## EXERCISE MATERIAL

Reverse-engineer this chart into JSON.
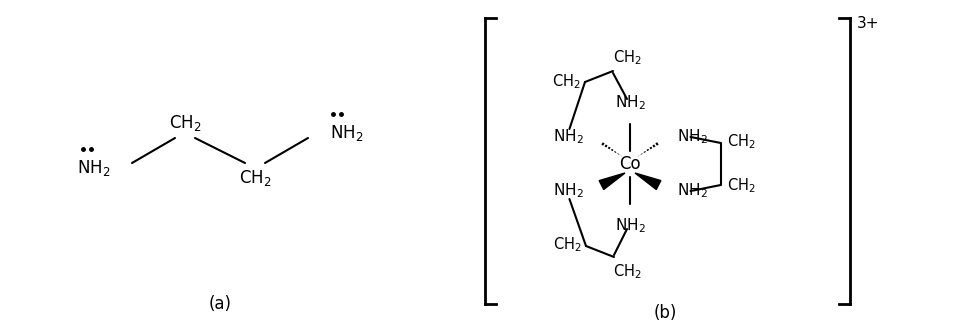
{
  "fig_width": 9.75,
  "fig_height": 3.26,
  "dpi": 100,
  "bg_color": "#ffffff",
  "text_color": "#000000",
  "font_size": 11,
  "label_a": "(a)",
  "label_b": "(b)",
  "charge": "3+"
}
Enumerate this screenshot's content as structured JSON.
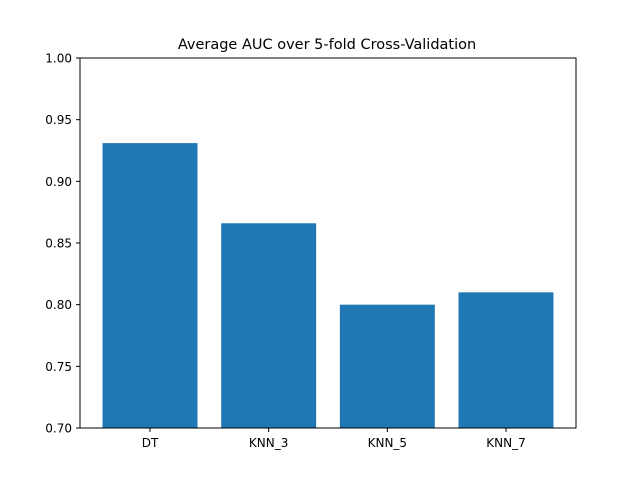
{
  "chart_data": {
    "type": "bar",
    "title": "Average AUC over 5-fold Cross-Validation",
    "xlabel": "",
    "ylabel": "",
    "categories": [
      "DT",
      "KNN_3",
      "KNN_5",
      "KNN_7"
    ],
    "values": [
      0.931,
      0.866,
      0.8,
      0.81
    ],
    "ylim": [
      0.7,
      1.0
    ],
    "yticks": [
      0.7,
      0.75,
      0.8,
      0.85,
      0.9,
      0.95,
      1.0
    ],
    "ytick_labels": [
      "0.70",
      "0.75",
      "0.80",
      "0.85",
      "0.90",
      "0.95",
      "1.00"
    ],
    "bar_color": "#1f77b4",
    "grid": false,
    "legend": "none"
  }
}
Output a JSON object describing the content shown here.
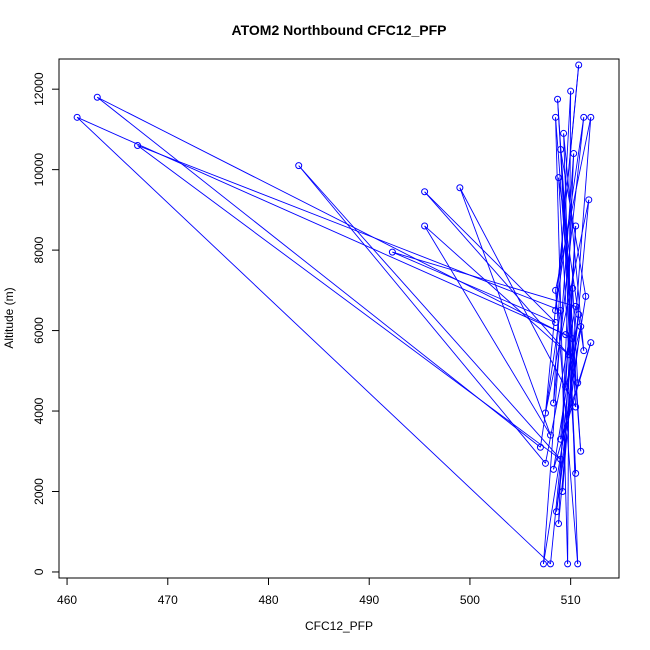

## DIRECTIVE
Will you repeat the material above, but only from the line containing "Enumerate this screenshot's" through its last line, exactly and without the pictures?

## TASK RESPONSE
Enumerate this screenshot's content as structured JSON.
{
  "chart_data": {
    "type": "bar",
    "title": "Average AUC over 5-fold Cross-Validation",
    "xlabel": "",
    "ylabel": "",
    "categories": [
      "DT",
      "KNN_3",
      "KNN_5",
      "KNN_7"
    ],
    "values": [
      0.931,
      0.866,
      0.8,
      0.81
    ],
    "ylim": [
      0.7,
      1.0
    ],
    "yticks": [
      0.7,
      0.75,
      0.8,
      0.85,
      0.9,
      0.95,
      1.0
    ],
    "ytick_labels": [
      "0.70",
      "0.75",
      "0.80",
      "0.85",
      "0.90",
      "0.95",
      "1.00"
    ],
    "bar_color": "#1f77b4",
    "grid": false,
    "legend": "none"
  }
}
Output a JSON object describing the content shown here.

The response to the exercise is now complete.